▶ **EXERCISE OBJECTIVE**: Copy the data below line for line, without changing anything.

▶ **ROWS**:
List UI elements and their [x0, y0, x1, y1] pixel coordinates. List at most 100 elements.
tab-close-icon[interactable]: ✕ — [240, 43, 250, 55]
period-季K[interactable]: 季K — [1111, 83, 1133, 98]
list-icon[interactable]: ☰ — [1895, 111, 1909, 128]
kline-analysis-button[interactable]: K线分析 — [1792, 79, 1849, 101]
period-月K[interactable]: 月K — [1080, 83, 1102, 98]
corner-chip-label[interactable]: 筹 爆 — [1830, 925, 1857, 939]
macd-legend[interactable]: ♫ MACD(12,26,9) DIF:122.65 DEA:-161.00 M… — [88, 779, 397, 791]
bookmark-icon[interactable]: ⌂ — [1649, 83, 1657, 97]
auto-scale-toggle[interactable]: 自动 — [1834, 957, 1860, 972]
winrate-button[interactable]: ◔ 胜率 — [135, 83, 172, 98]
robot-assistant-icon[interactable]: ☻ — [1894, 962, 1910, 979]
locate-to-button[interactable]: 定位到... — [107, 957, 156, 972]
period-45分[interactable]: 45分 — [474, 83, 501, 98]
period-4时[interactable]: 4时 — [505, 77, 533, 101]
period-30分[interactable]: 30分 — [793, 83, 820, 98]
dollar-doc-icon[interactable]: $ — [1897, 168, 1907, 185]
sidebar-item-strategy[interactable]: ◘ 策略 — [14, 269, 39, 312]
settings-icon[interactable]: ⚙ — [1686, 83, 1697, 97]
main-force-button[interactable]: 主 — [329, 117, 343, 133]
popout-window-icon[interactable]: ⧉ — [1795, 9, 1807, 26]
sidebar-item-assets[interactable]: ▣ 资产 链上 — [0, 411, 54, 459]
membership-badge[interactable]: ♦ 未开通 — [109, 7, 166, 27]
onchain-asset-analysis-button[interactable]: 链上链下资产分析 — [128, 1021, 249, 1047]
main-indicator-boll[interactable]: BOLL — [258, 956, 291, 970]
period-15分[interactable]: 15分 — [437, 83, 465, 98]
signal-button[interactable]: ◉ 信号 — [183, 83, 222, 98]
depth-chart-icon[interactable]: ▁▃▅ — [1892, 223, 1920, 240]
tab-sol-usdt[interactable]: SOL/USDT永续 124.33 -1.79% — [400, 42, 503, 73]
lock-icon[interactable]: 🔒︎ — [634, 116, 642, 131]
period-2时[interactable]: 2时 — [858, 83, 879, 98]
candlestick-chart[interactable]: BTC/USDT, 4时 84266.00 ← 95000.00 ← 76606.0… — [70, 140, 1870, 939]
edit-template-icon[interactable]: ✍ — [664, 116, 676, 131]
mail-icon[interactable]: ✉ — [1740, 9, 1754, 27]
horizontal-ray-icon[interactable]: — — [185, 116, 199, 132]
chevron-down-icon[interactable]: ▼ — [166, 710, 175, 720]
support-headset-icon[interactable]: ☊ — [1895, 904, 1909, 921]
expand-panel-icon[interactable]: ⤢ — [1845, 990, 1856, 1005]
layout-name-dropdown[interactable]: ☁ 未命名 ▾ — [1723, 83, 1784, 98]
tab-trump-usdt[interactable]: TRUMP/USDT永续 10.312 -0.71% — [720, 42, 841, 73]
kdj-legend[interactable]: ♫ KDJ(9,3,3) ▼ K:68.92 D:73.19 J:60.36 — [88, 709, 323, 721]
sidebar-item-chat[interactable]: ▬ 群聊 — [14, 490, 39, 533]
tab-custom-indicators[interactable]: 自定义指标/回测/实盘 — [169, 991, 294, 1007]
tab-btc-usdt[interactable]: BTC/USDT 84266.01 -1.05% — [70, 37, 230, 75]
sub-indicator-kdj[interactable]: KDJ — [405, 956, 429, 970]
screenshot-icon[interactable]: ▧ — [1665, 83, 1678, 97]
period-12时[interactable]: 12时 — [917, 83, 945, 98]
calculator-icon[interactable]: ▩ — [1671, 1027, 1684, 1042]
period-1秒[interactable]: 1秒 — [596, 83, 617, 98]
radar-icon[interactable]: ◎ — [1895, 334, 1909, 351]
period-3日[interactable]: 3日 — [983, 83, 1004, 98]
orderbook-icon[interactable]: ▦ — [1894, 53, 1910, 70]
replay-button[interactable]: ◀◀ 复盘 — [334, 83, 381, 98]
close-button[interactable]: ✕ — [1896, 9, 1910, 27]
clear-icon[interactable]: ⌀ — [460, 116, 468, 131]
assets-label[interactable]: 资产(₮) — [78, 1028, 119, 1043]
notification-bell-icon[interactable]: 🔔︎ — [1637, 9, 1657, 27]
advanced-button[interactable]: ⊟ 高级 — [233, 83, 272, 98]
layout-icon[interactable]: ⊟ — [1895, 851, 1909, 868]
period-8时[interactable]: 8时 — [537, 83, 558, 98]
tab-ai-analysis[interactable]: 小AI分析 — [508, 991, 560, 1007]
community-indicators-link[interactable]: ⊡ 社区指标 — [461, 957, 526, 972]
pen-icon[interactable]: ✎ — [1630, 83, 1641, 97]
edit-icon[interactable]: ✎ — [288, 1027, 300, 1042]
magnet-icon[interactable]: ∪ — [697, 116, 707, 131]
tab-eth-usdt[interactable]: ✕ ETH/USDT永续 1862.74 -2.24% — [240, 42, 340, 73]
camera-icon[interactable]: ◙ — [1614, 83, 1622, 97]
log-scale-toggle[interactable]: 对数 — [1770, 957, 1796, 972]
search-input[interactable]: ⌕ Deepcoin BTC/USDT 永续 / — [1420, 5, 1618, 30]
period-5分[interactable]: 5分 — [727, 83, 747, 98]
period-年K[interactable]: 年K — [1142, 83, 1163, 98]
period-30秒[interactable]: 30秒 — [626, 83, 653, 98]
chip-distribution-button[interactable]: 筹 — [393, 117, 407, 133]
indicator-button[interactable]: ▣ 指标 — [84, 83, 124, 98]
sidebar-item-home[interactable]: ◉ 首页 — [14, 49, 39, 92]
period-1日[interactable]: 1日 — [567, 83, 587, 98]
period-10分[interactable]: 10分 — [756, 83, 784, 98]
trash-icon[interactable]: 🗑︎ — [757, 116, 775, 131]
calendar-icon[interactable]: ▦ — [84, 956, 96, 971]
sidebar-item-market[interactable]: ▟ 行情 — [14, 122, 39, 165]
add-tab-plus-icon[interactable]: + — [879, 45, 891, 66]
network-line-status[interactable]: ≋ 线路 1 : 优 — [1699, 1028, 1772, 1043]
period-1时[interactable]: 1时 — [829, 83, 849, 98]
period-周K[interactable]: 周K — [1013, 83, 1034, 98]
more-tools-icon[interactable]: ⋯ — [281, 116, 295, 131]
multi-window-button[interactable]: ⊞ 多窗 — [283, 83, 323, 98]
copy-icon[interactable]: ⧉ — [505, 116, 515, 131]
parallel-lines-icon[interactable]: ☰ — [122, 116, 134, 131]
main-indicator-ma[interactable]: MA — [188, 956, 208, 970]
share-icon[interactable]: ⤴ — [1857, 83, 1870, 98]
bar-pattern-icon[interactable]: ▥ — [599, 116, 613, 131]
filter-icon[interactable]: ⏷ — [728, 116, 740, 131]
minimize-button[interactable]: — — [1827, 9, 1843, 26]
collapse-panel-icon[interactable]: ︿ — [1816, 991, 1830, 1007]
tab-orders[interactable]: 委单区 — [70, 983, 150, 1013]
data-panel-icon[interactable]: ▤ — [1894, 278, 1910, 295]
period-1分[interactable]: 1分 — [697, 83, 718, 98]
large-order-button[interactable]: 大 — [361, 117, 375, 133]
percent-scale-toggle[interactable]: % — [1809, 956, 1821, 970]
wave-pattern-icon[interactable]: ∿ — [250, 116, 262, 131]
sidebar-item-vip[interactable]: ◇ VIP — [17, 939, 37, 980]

▶ **TASK RESULT**:
List UI elements and their [x0, y0, x1, y1] pixel coordinates. List at most 100 elements.
tab-close-icon[interactable]: ✕ — [240, 43, 250, 55]
period-季K[interactable]: 季K — [1111, 83, 1133, 98]
list-icon[interactable]: ☰ — [1895, 111, 1909, 128]
kline-analysis-button[interactable]: K线分析 — [1792, 79, 1849, 101]
period-月K[interactable]: 月K — [1080, 83, 1102, 98]
corner-chip-label[interactable]: 筹 爆 — [1830, 925, 1857, 939]
macd-legend[interactable]: ♫ MACD(12,26,9) DIF:122.65 DEA:-161.00 M… — [88, 779, 397, 791]
bookmark-icon[interactable]: ⌂ — [1649, 83, 1657, 97]
auto-scale-toggle[interactable]: 自动 — [1834, 957, 1860, 972]
winrate-button[interactable]: ◔ 胜率 — [135, 83, 172, 98]
robot-assistant-icon[interactable]: ☻ — [1894, 962, 1910, 979]
locate-to-button[interactable]: 定位到... — [107, 957, 156, 972]
period-45分[interactable]: 45分 — [474, 83, 501, 98]
period-4时[interactable]: 4时 — [505, 77, 533, 101]
period-30分[interactable]: 30分 — [793, 83, 820, 98]
dollar-doc-icon[interactable]: $ — [1897, 168, 1907, 185]
sidebar-item-strategy[interactable]: ◘ 策略 — [14, 269, 39, 312]
settings-icon[interactable]: ⚙ — [1686, 83, 1697, 97]
main-force-button[interactable]: 主 — [329, 117, 343, 133]
popout-window-icon[interactable]: ⧉ — [1795, 9, 1807, 26]
sidebar-item-assets[interactable]: ▣ 资产 链上 — [0, 411, 54, 459]
membership-badge[interactable]: ♦ 未开通 — [109, 7, 166, 27]
onchain-asset-analysis-button[interactable]: 链上链下资产分析 — [128, 1021, 249, 1047]
main-indicator-boll[interactable]: BOLL — [258, 956, 291, 970]
period-15分[interactable]: 15分 — [437, 83, 465, 98]
signal-button[interactable]: ◉ 信号 — [183, 83, 222, 98]
depth-chart-icon[interactable]: ▁▃▅ — [1892, 223, 1920, 240]
tab-sol-usdt[interactable]: SOL/USDT永续 124.33 -1.79% — [400, 42, 503, 73]
lock-icon[interactable]: 🔒︎ — [634, 116, 642, 131]
period-2时[interactable]: 2时 — [858, 83, 879, 98]
candlestick-chart[interactable]: BTC/USDT, 4时 84266.00 ← 95000.00 ← 76606.0… — [70, 140, 1870, 939]
edit-template-icon[interactable]: ✍ — [664, 116, 676, 131]
mail-icon[interactable]: ✉ — [1740, 9, 1754, 27]
horizontal-ray-icon[interactable]: — — [185, 116, 199, 132]
chevron-down-icon[interactable]: ▼ — [166, 710, 175, 720]
support-headset-icon[interactable]: ☊ — [1895, 904, 1909, 921]
expand-panel-icon[interactable]: ⤢ — [1845, 990, 1856, 1005]
layout-name-dropdown[interactable]: ☁ 未命名 ▾ — [1723, 83, 1784, 98]
tab-trump-usdt[interactable]: TRUMP/USDT永续 10.312 -0.71% — [720, 42, 841, 73]
kdj-legend[interactable]: ♫ KDJ(9,3,3) ▼ K:68.92 D:73.19 J:60.36 — [88, 709, 323, 721]
sidebar-item-chat[interactable]: ▬ 群聊 — [14, 490, 39, 533]
tab-custom-indicators[interactable]: 自定义指标/回测/实盘 — [169, 991, 294, 1007]
tab-btc-usdt[interactable]: BTC/USDT 84266.01 -1.05% — [70, 37, 230, 75]
sub-indicator-kdj[interactable]: KDJ — [405, 956, 429, 970]
screenshot-icon[interactable]: ▧ — [1665, 83, 1678, 97]
period-12时[interactable]: 12时 — [917, 83, 945, 98]
calculator-icon[interactable]: ▩ — [1671, 1027, 1684, 1042]
period-1秒[interactable]: 1秒 — [596, 83, 617, 98]
radar-icon[interactable]: ◎ — [1895, 334, 1909, 351]
period-3日[interactable]: 3日 — [983, 83, 1004, 98]
orderbook-icon[interactable]: ▦ — [1894, 53, 1910, 70]
replay-button[interactable]: ◀◀ 复盘 — [334, 83, 381, 98]
close-button[interactable]: ✕ — [1896, 9, 1910, 27]
clear-icon[interactable]: ⌀ — [460, 116, 468, 131]
assets-label[interactable]: 资产(₮) — [78, 1028, 119, 1043]
notification-bell-icon[interactable]: 🔔︎ — [1637, 9, 1657, 27]
advanced-button[interactable]: ⊟ 高级 — [233, 83, 272, 98]
layout-icon[interactable]: ⊟ — [1895, 851, 1909, 868]
period-8时[interactable]: 8时 — [537, 83, 558, 98]
tab-ai-analysis[interactable]: 小AI分析 — [508, 991, 560, 1007]
community-indicators-link[interactable]: ⊡ 社区指标 — [461, 957, 526, 972]
pen-icon[interactable]: ✎ — [1630, 83, 1641, 97]
edit-icon[interactable]: ✎ — [288, 1027, 300, 1042]
magnet-icon[interactable]: ∪ — [697, 116, 707, 131]
tab-eth-usdt[interactable]: ✕ ETH/USDT永续 1862.74 -2.24% — [240, 42, 340, 73]
camera-icon[interactable]: ◙ — [1614, 83, 1622, 97]
log-scale-toggle[interactable]: 对数 — [1770, 957, 1796, 972]
search-input[interactable]: ⌕ Deepcoin BTC/USDT 永续 / — [1420, 5, 1618, 30]
period-5分[interactable]: 5分 — [727, 83, 747, 98]
period-年K[interactable]: 年K — [1142, 83, 1163, 98]
period-30秒[interactable]: 30秒 — [626, 83, 653, 98]
chip-distribution-button[interactable]: 筹 — [393, 117, 407, 133]
indicator-button[interactable]: ▣ 指标 — [84, 83, 124, 98]
sidebar-item-home[interactable]: ◉ 首页 — [14, 49, 39, 92]
period-1日[interactable]: 1日 — [567, 83, 587, 98]
period-10分[interactable]: 10分 — [756, 83, 784, 98]
trash-icon[interactable]: 🗑︎ — [757, 116, 775, 131]
calendar-icon[interactable]: ▦ — [84, 956, 96, 971]
sidebar-item-market[interactable]: ▟ 行情 — [14, 122, 39, 165]
add-tab-plus-icon[interactable]: + — [879, 45, 891, 66]
network-line-status[interactable]: ≋ 线路 1 : 优 — [1699, 1028, 1772, 1043]
period-1时[interactable]: 1时 — [829, 83, 849, 98]
period-周K[interactable]: 周K — [1013, 83, 1034, 98]
more-tools-icon[interactable]: ⋯ — [281, 116, 295, 131]
multi-window-button[interactable]: ⊞ 多窗 — [283, 83, 323, 98]
copy-icon[interactable]: ⧉ — [505, 116, 515, 131]
parallel-lines-icon[interactable]: ☰ — [122, 116, 134, 131]
main-indicator-ma[interactable]: MA — [188, 956, 208, 970]
share-icon[interactable]: ⤴ — [1857, 83, 1870, 98]
bar-pattern-icon[interactable]: ▥ — [599, 116, 613, 131]
filter-icon[interactable]: ⏷ — [728, 116, 740, 131]
minimize-button[interactable]: — — [1827, 9, 1843, 26]
collapse-panel-icon[interactable]: ︿ — [1816, 991, 1830, 1007]
tab-orders[interactable]: 委单区 — [70, 983, 150, 1013]
data-panel-icon[interactable]: ▤ — [1894, 278, 1910, 295]
period-1分[interactable]: 1分 — [697, 83, 718, 98]
large-order-button[interactable]: 大 — [361, 117, 375, 133]
percent-scale-toggle[interactable]: % — [1809, 956, 1821, 970]
wave-pattern-icon[interactable]: ∿ — [250, 116, 262, 131]
sidebar-item-vip[interactable]: ◇ VIP — [17, 939, 37, 980]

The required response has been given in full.